Produce the listing below again, exactly as shown.

### THE INPUT
■ ■ ■ ■
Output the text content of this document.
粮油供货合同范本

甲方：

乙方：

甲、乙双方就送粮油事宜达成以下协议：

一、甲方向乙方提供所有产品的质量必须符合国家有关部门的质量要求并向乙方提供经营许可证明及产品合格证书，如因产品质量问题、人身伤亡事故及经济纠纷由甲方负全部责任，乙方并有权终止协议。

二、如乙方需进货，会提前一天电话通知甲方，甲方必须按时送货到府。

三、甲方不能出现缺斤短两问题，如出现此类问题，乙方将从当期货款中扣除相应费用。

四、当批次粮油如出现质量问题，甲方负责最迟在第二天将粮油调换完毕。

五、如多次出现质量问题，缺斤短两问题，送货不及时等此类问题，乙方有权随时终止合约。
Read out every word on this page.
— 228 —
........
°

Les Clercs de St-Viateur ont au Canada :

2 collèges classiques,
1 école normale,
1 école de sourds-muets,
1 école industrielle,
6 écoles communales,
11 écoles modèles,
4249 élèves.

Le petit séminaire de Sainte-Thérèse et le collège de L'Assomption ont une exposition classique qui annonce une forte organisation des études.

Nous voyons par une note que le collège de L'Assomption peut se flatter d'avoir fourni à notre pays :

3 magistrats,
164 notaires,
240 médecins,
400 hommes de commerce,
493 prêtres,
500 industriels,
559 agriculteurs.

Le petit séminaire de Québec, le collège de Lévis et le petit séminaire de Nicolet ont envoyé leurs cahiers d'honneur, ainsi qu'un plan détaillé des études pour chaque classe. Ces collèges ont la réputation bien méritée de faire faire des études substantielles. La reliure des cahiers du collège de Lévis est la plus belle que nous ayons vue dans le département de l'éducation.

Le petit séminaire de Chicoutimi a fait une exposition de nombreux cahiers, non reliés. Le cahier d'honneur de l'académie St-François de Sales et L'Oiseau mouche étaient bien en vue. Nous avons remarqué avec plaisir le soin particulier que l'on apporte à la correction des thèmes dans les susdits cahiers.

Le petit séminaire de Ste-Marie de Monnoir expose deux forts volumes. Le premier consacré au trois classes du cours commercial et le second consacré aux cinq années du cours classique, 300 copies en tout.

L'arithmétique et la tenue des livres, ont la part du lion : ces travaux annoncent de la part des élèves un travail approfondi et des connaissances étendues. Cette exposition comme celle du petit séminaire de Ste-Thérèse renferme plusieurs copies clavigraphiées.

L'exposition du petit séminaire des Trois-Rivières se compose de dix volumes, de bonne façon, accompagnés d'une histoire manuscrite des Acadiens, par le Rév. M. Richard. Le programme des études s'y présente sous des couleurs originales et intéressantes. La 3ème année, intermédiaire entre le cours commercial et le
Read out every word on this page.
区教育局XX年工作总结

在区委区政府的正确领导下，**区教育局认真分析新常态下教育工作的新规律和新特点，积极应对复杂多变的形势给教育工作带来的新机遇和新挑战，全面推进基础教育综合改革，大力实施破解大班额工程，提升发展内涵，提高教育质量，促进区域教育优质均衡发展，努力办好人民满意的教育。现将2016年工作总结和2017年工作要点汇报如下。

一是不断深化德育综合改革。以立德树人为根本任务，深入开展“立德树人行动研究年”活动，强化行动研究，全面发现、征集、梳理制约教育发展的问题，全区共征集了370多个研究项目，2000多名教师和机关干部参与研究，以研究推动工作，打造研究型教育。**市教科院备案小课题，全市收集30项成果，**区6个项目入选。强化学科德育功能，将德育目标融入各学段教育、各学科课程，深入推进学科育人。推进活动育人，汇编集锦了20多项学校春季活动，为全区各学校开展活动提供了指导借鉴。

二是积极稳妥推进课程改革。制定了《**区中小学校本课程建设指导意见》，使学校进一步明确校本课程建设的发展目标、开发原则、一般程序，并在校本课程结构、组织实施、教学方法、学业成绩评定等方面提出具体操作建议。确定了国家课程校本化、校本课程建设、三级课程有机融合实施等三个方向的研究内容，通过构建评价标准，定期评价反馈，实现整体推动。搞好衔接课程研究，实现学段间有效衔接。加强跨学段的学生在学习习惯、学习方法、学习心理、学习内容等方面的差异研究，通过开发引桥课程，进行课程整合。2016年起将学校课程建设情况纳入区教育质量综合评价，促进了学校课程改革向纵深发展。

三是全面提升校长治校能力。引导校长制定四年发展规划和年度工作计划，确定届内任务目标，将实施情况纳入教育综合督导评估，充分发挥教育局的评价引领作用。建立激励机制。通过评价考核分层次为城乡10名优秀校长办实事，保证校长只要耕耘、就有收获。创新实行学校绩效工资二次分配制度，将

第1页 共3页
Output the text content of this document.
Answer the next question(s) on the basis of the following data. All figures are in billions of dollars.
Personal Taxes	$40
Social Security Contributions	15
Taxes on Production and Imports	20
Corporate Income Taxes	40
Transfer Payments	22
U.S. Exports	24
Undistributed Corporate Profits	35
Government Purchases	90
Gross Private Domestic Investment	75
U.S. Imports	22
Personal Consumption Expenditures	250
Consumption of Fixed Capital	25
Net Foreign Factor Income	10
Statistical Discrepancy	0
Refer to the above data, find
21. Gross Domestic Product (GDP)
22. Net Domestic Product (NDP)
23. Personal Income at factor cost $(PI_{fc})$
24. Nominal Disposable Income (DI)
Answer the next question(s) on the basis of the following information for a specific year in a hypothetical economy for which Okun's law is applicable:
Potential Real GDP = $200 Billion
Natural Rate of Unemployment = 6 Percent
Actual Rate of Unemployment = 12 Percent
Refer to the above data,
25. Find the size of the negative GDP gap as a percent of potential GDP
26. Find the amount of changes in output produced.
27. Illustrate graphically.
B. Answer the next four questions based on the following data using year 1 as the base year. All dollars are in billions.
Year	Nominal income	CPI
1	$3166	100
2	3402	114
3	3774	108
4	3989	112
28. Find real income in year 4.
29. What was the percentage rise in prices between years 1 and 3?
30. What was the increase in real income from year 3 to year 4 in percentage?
■ ■ ■ ■
### EXERCISE OUTPUT
Output the text content of this document.
粮油供货合同范本

甲方：

乙方：

甲、乙双方就送粮油事宜达成以下协议：

一、甲方向乙方提供所有产品的质量必须符合国家有关部门的质量要求并向乙方提供经营许可证明及产品合格证书，如因产品质量问题、人身伤亡事故及经济纠纷由甲方负全部责任，乙方并有权终止协议。

二、如乙方需进货，会提前一天电话通知甲方，甲方必须按时送货到府。

三、甲方不能出现缺斤短两问题，如出现此类问题，乙方将从当期货款中扣除相应费用。

四、当批次粮油如出现质量问题，甲方负责最迟在第二天将粮油调换完毕。

五、如多次出现质量问题，缺斤短两问题，送货不及时等此类问题，乙方有权随时终止合约。
Read out every word on this page.
— 228 —
........
°

Les Clercs de St-Viateur ont au Canada :

2 collèges classiques,
1 école normale,
1 école de sourds-muets,
1 école industrielle,
6 écoles communales,
11 écoles modèles,
4249 élèves.

Le petit séminaire de Sainte-Thérèse et le collège de L'Assomption ont une exposition classique qui annonce une forte organisation des études.

Nous voyons par une note que le collège de L'Assomption peut se flatter d'avoir fourni à notre pays :

3 magistrats,
164 notaires,
240 médecins,
400 hommes de commerce,
493 prêtres,
500 industriels,
559 agriculteurs.

Le petit séminaire de Québec, le collège de Lévis et le petit séminaire de Nicolet ont envoyé leurs cahiers d'honneur, ainsi qu'un plan détaillé des études pour chaque classe. Ces collèges ont la réputation bien méritée de faire faire des études substantielles. La reliure des cahiers du collège de Lévis est la plus belle que nous ayons vue dans le département de l'éducation.

Le petit séminaire de Chicoutimi a fait une exposition de nombreux cahiers, non reliés. Le cahier d'honneur de l'académie St-François de Sales et L'Oiseau mouche étaient bien en vue. Nous avons remarqué avec plaisir le soin particulier que l'on apporte à la correction des thèmes dans les susdits cahiers.

Le petit séminaire de Ste-Marie de Monnoir expose deux forts volumes. Le premier consacré au trois classes du cours commercial et le second consacré aux cinq années du cours classique, 300 copies en tout.

L'arithmétique et la tenue des livres, ont la part du lion : ces travaux annoncent de la part des élèves un travail approfondi et des connaissances étendues. Cette exposition comme celle du petit séminaire de Ste-Thérèse renferme plusieurs copies clavigraphiées.

L'exposition du petit séminaire des Trois-Rivières se compose de dix volumes, de bonne façon, accompagnés d'une histoire manuscrite des Acadiens, par le Rév. M. Richard. Le programme des études s'y présente sous des couleurs originales et intéressantes. La 3ème année, intermédiaire entre le cours commercial et le
Read out every word on this page.
区教育局XX年工作总结

在区委区政府的正确领导下，**区教育局认真分析新常态下教育工作的新规律和新特点，积极应对复杂多变的形势给教育工作带来的新机遇和新挑战，全面推进基础教育综合改革，大力实施破解大班额工程，提升发展内涵，提高教育质量，促进区域教育优质均衡发展，努力办好人民满意的教育。现将2016年工作总结和2017年工作要点汇报如下。

一是不断深化德育综合改革。以立德树人为根本任务，深入开展“立德树人行动研究年”活动，强化行动研究，全面发现、征集、梳理制约教育发展的问题，全区共征集了370多个研究项目，2000多名教师和机关干部参与研究，以研究推动工作，打造研究型教育。**市教科院备案小课题，全市收集30项成果，**区6个项目入选。强化学科德育功能，将德育目标融入各学段教育、各学科课程，深入推进学科育人。推进活动育人，汇编集锦了20多项学校春季活动，为全区各学校开展活动提供了指导借鉴。

二是积极稳妥推进课程改革。制定了《**区中小学校本课程建设指导意见》，使学校进一步明确校本课程建设的发展目标、开发原则、一般程序，并在校本课程结构、组织实施、教学方法、学业成绩评定等方面提出具体操作建议。确定了国家课程校本化、校本课程建设、三级课程有机融合实施等三个方向的研究内容，通过构建评价标准，定期评价反馈，实现整体推动。搞好衔接课程研究，实现学段间有效衔接。加强跨学段的学生在学习习惯、学习方法、学习心理、学习内容等方面的差异研究，通过开发引桥课程，进行课程整合。2016年起将学校课程建设情况纳入区教育质量综合评价，促进了学校课程改革向纵深发展。

三是全面提升校长治校能力。引导校长制定四年发展规划和年度工作计划，确定届内任务目标，将实施情况纳入教育综合督导评估，充分发挥教育局的评价引领作用。建立激励机制。通过评价考核分层次为城乡10名优秀校长办实事，保证校长只要耕耘、就有收获。创新实行学校绩效工资二次分配制度，将

第1页 共3页
Output the text content of this document.
Answer the next question(s) on the basis of the following data. All figures are in billions of dollars.
Personal Taxes	$40
Social Security Contributions	15
Taxes on Production and Imports	20
Corporate Income Taxes	40
Transfer Payments	22
U.S. Exports	24
Undistributed Corporate Profits	35
Government Purchases	90
Gross Private Domestic Investment	75
U.S. Imports	22
Personal Consumption Expenditures	250
Consumption of Fixed Capital	25
Net Foreign Factor Income	10
Statistical Discrepancy	0
Refer to the above data, find
21. Gross Domestic Product (GDP)
22. Net Domestic Product (NDP)
23. Personal Income at factor cost $(PI_{fc})$
24. Nominal Disposable Income (DI)
Answer the next question(s) on the basis of the following information for a specific year in a hypothetical economy for which Okun's law is applicable:
Potential Real GDP = $200 Billion
Natural Rate of Unemployment = 6 Percent
Actual Rate of Unemployment = 12 Percent
Refer to the above data,
25. Find the size of the negative GDP gap as a percent of potential GDP
26. Find the amount of changes in output produced.
27. Illustrate graphically.
B. Answer the next four questions based on the following data using year 1 as the base year. All dollars are in billions.
Year	Nominal income	CPI
1	$3166	100
2	3402	114
3	3774	108
4	3989	112
28. Find real income in year 4.
29. What was the percentage rise in prices between years 1 and 3?
30. What was the increase in real income from year 3 to year 4 in percentage?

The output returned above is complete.